[BEGIN]

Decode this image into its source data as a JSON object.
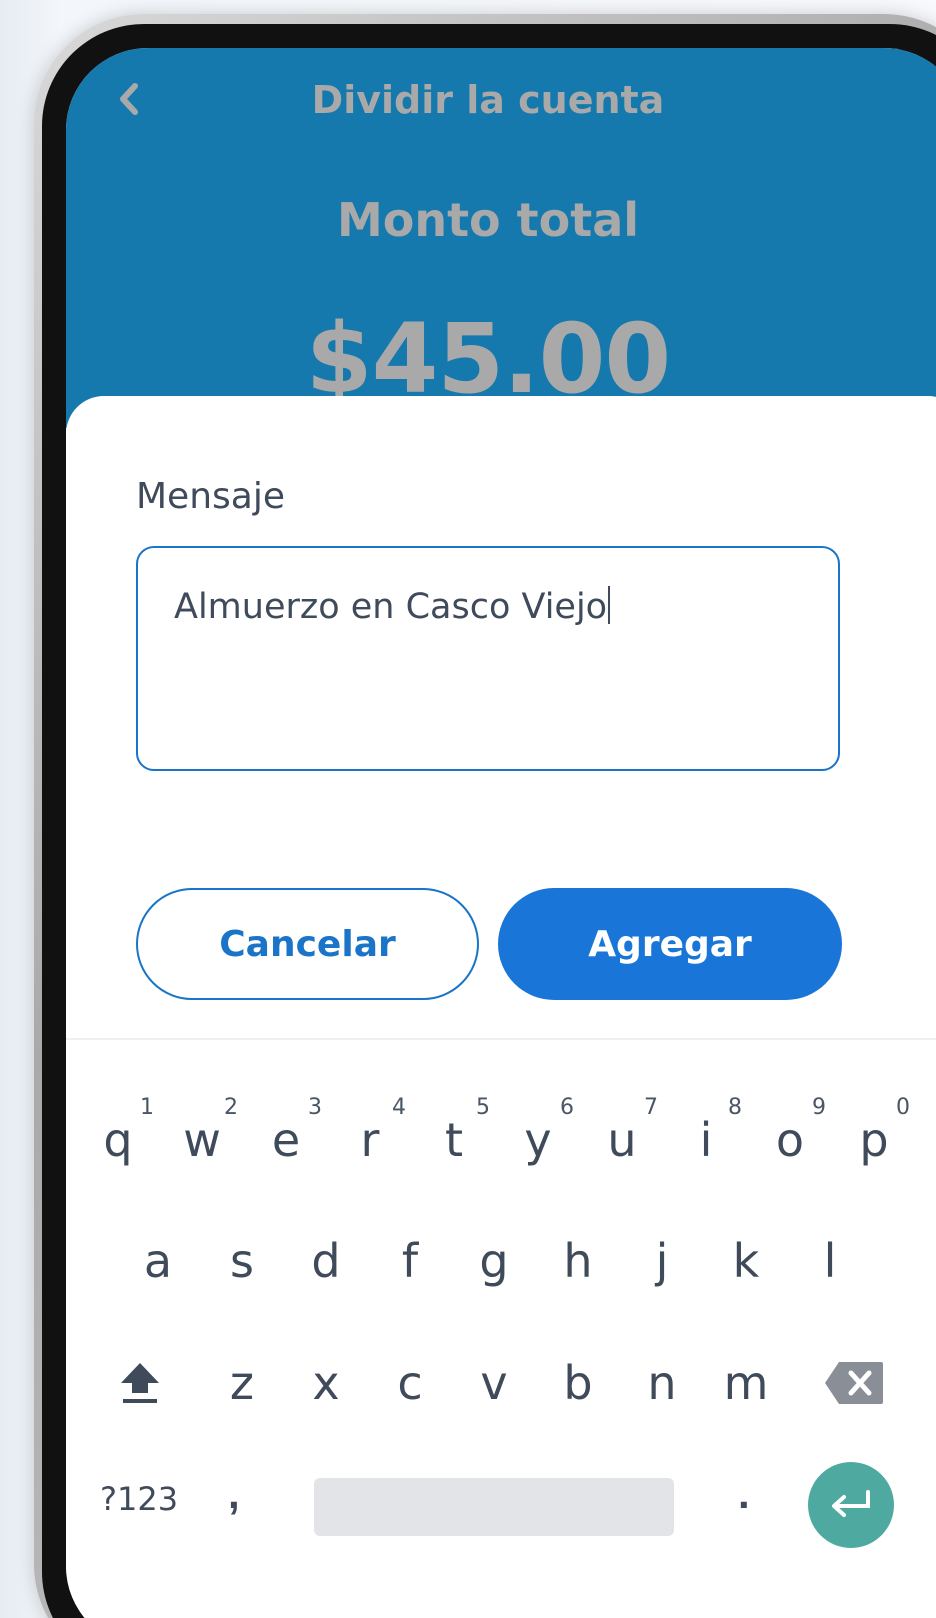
{
  "header": {
    "title": "Dividir la cuenta",
    "total_label": "Monto total",
    "amount": "$45.00"
  },
  "message": {
    "label": "Mensaje",
    "value": "Almuerzo en Casco Viejo"
  },
  "actions": {
    "cancel_label": "Cancelar",
    "add_label": "Agregar"
  },
  "keyboard": {
    "row1": [
      {
        "key": "q",
        "num": "1"
      },
      {
        "key": "w",
        "num": "2"
      },
      {
        "key": "e",
        "num": "3"
      },
      {
        "key": "r",
        "num": "4"
      },
      {
        "key": "t",
        "num": "5"
      },
      {
        "key": "y",
        "num": "6"
      },
      {
        "key": "u",
        "num": "7"
      },
      {
        "key": "i",
        "num": "8"
      },
      {
        "key": "o",
        "num": "9"
      },
      {
        "key": "p",
        "num": "0"
      }
    ],
    "row2": [
      "a",
      "s",
      "d",
      "f",
      "g",
      "h",
      "j",
      "k",
      "l"
    ],
    "row3": [
      "z",
      "x",
      "c",
      "v",
      "b",
      "n",
      "m"
    ],
    "symbols_label": "?123",
    "comma": ",",
    "period": ".",
    "shift_icon": "shift-icon",
    "backspace_icon": "backspace-icon",
    "enter_icon": "enter-icon"
  },
  "colors": {
    "header_bg": "#1679ad",
    "primary": "#1976d8",
    "enter_key": "#4eaaa0"
  }
}
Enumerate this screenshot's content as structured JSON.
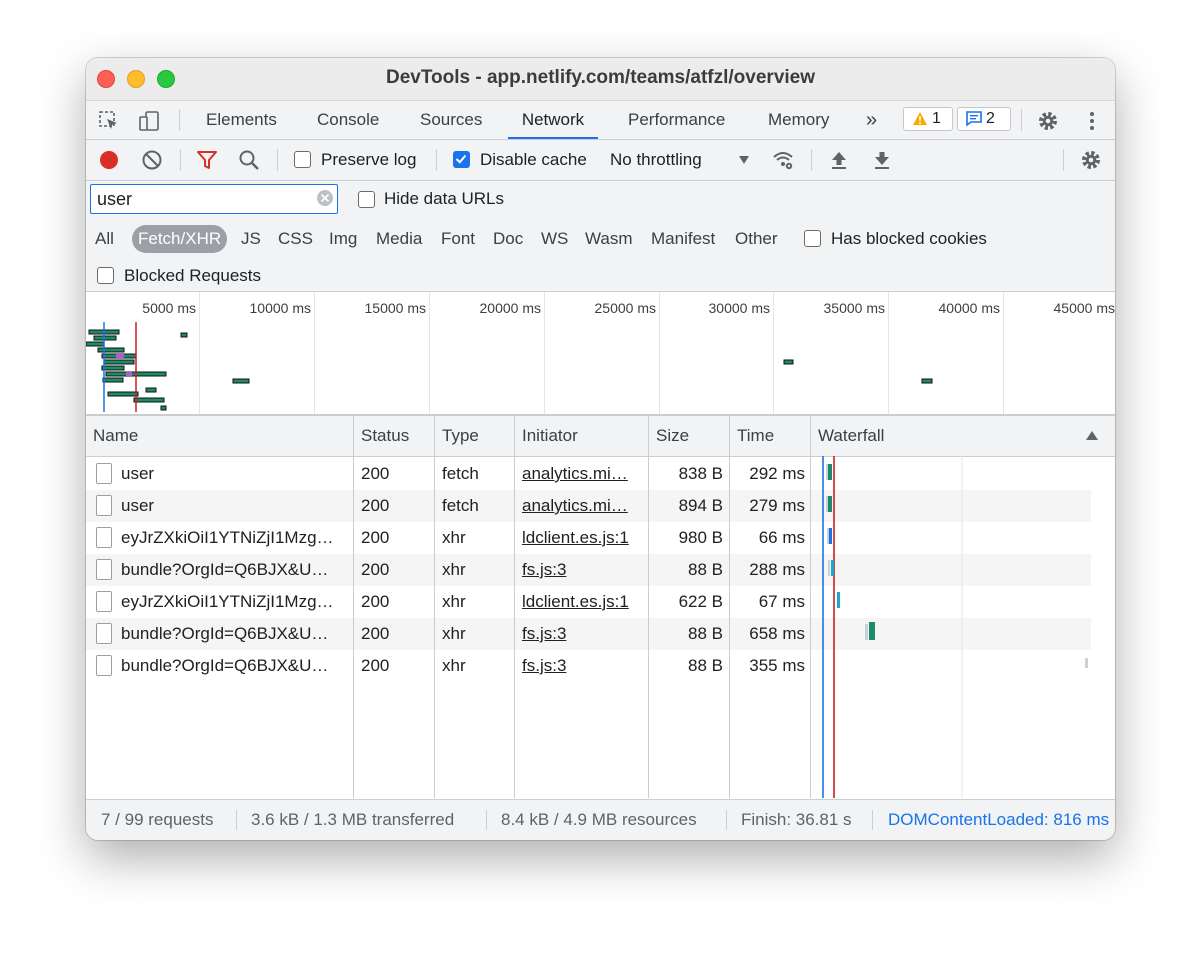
{
  "window": {
    "title": "DevTools - app.netlify.com/teams/atfzl/overview"
  },
  "tabs": [
    {
      "label": "Elements"
    },
    {
      "label": "Console"
    },
    {
      "label": "Sources"
    },
    {
      "label": "Network"
    },
    {
      "label": "Performance"
    },
    {
      "label": "Memory"
    }
  ],
  "tabbar": {
    "more_label": "»",
    "warnings_count": "1",
    "messages_count": "2"
  },
  "toolbar": {
    "preserve_log": {
      "label": "Preserve log",
      "checked": false
    },
    "disable_cache": {
      "label": "Disable cache",
      "checked": true
    },
    "throttling": "No throttling"
  },
  "filter": {
    "search_value": "user",
    "hide_data_urls": {
      "label": "Hide data URLs",
      "checked": false
    },
    "types": [
      "All",
      "Fetch/XHR",
      "JS",
      "CSS",
      "Img",
      "Media",
      "Font",
      "Doc",
      "WS",
      "Wasm",
      "Manifest",
      "Other"
    ],
    "selected_type": "Fetch/XHR",
    "has_blocked_cookies": {
      "label": "Has blocked cookies",
      "checked": false
    },
    "blocked_requests": {
      "label": "Blocked Requests",
      "checked": false
    }
  },
  "overview": {
    "ticks": [
      "5000 ms",
      "10000 ms",
      "15000 ms",
      "20000 ms",
      "25000 ms",
      "30000 ms",
      "35000 ms",
      "40000 ms",
      "45000 ms"
    ]
  },
  "table": {
    "columns": [
      "Name",
      "Status",
      "Type",
      "Initiator",
      "Size",
      "Time",
      "Waterfall"
    ],
    "rows": [
      {
        "name": "user",
        "status": "200",
        "type": "fetch",
        "initiator": "analytics.mi…",
        "size": "838 B",
        "time": "292 ms"
      },
      {
        "name": "user",
        "status": "200",
        "type": "fetch",
        "initiator": "analytics.mi…",
        "size": "894 B",
        "time": "279 ms"
      },
      {
        "name": "eyJrZXkiOiI1YTNiZjI1Mzg…",
        "status": "200",
        "type": "xhr",
        "initiator": "ldclient.es.js:1",
        "size": "980 B",
        "time": "66 ms"
      },
      {
        "name": "bundle?OrgId=Q6BJX&U…",
        "status": "200",
        "type": "xhr",
        "initiator": "fs.js:3",
        "size": "88 B",
        "time": "288 ms"
      },
      {
        "name": "eyJrZXkiOiI1YTNiZjI1Mzg…",
        "status": "200",
        "type": "xhr",
        "initiator": "ldclient.es.js:1",
        "size": "622 B",
        "time": "67 ms"
      },
      {
        "name": "bundle?OrgId=Q6BJX&U…",
        "status": "200",
        "type": "xhr",
        "initiator": "fs.js:3",
        "size": "88 B",
        "time": "658 ms"
      },
      {
        "name": "bundle?OrgId=Q6BJX&U…",
        "status": "200",
        "type": "xhr",
        "initiator": "fs.js:3",
        "size": "88 B",
        "time": "355 ms"
      }
    ]
  },
  "status": {
    "requests": "7 / 99 requests",
    "transferred": "3.6 kB / 1.3 MB transferred",
    "resources": "8.4 kB / 4.9 MB resources",
    "finish": "Finish: 36.81 s",
    "domcontentloaded": "DOMContentLoaded: 816 ms"
  },
  "colors": {
    "accent": "#1a73e8",
    "dcl_line": "#1a73e8",
    "load_line": "#c5221f",
    "bar_green": "#1d8a6a"
  }
}
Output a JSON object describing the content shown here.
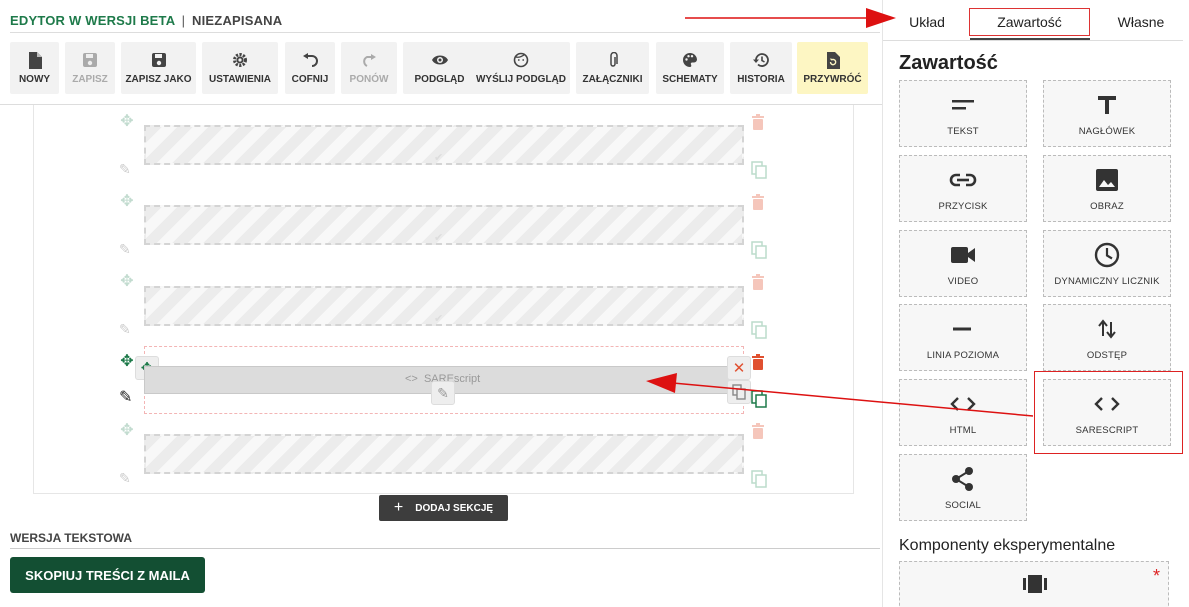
{
  "editor": {
    "beta_label": "EDYTOR W WERSJI BETA",
    "separator": "|",
    "state_label": "NIEZAPISANA"
  },
  "toolbar": {
    "buttons": [
      {
        "label": "NOWY",
        "icon": "file-icon"
      },
      {
        "label": "ZAPISZ",
        "icon": "save-icon",
        "disabled": true
      },
      {
        "label": "ZAPISZ JAKO",
        "icon": "save-as-icon"
      },
      {
        "label": "USTAWIENIA",
        "icon": "gear-icon"
      },
      {
        "label": "COFNIJ",
        "icon": "undo-icon"
      },
      {
        "label": "PONÓW",
        "icon": "redo-icon",
        "disabled": true
      },
      {
        "label": "PODGLĄD",
        "icon": "eye-icon"
      },
      {
        "label": "WYŚLIJ PODGLĄD",
        "icon": "face-icon"
      },
      {
        "label": "ZAŁĄCZNIKI",
        "icon": "paperclip-icon"
      },
      {
        "label": "SCHEMATY",
        "icon": "palette-icon"
      },
      {
        "label": "HISTORIA",
        "icon": "history-icon"
      },
      {
        "label": "PRZYWRÓĆ",
        "icon": "restore-icon",
        "highlight": true
      }
    ]
  },
  "canvas": {
    "active_block_label": "SAREscript",
    "add_section_label": "DODAJ SEKCJĘ"
  },
  "text_version": {
    "heading": "WERSJA TEKSTOWA",
    "copy_button": "SKOPIUJ TREŚCI Z MAILA"
  },
  "panel": {
    "tabs": [
      {
        "label": "Układ"
      },
      {
        "label": "Zawartość",
        "active": true
      },
      {
        "label": "Własne"
      }
    ],
    "title": "Zawartość",
    "tiles": [
      {
        "label": "TEKST",
        "icon": "text-lines-icon"
      },
      {
        "label": "NAGŁÓWEK",
        "icon": "heading-t-icon"
      },
      {
        "label": "PRZYCISK",
        "icon": "link-icon"
      },
      {
        "label": "OBRAZ",
        "icon": "image-icon"
      },
      {
        "label": "VIDEO",
        "icon": "video-camera-icon"
      },
      {
        "label": "DYNAMICZNY LICZNIK",
        "icon": "clock-icon"
      },
      {
        "label": "LINIA POZIOMA",
        "icon": "horizontal-line-icon"
      },
      {
        "label": "ODSTĘP",
        "icon": "spacing-arrows-icon"
      },
      {
        "label": "HTML",
        "icon": "code-icon"
      },
      {
        "label": "SARESCRIPT",
        "icon": "code-icon"
      },
      {
        "label": "SOCIAL",
        "icon": "share-icon"
      }
    ],
    "experimental_title": "Komponenty eksperymentalne",
    "experimental_star": "*"
  },
  "colors": {
    "brand_green": "#1e7a4a",
    "dark_green_button": "#134f33",
    "highlight_yellow": "#fdf6c3",
    "annotation_red": "#dd1111"
  }
}
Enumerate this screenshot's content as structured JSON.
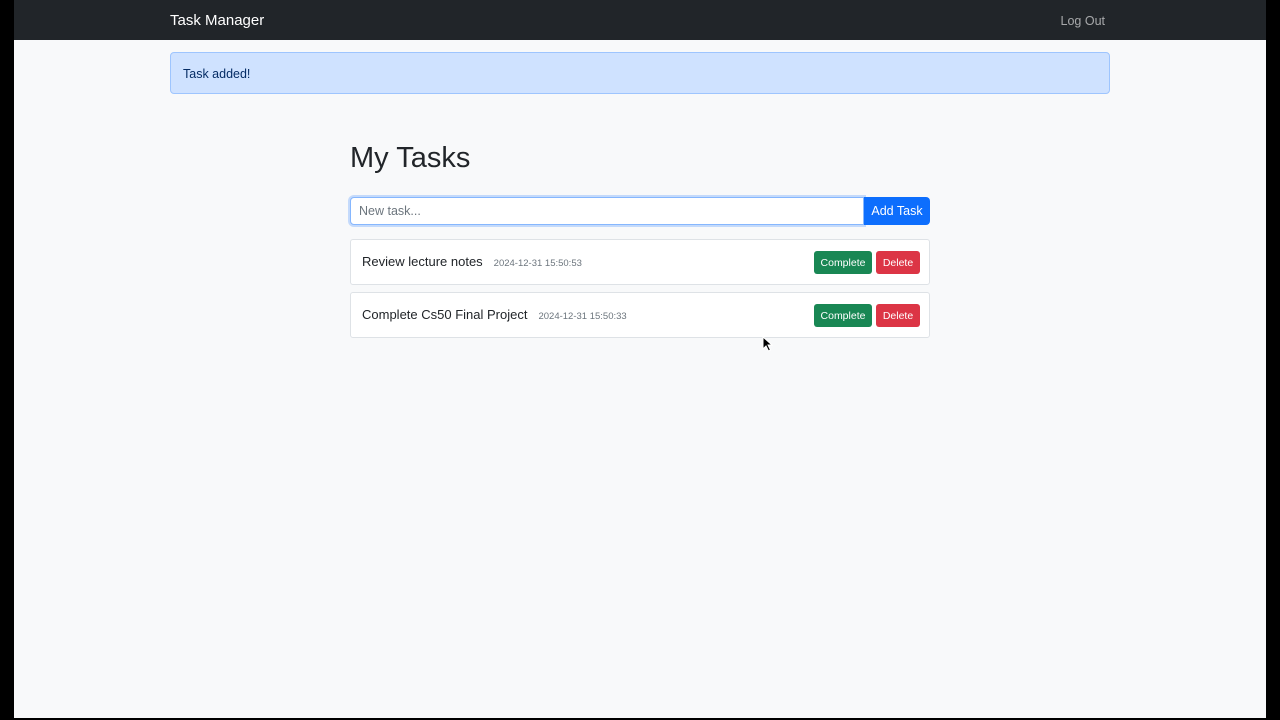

[END]

## The exercise
Count the lines above that contain the word "object". Give only the number.

## Task solution
2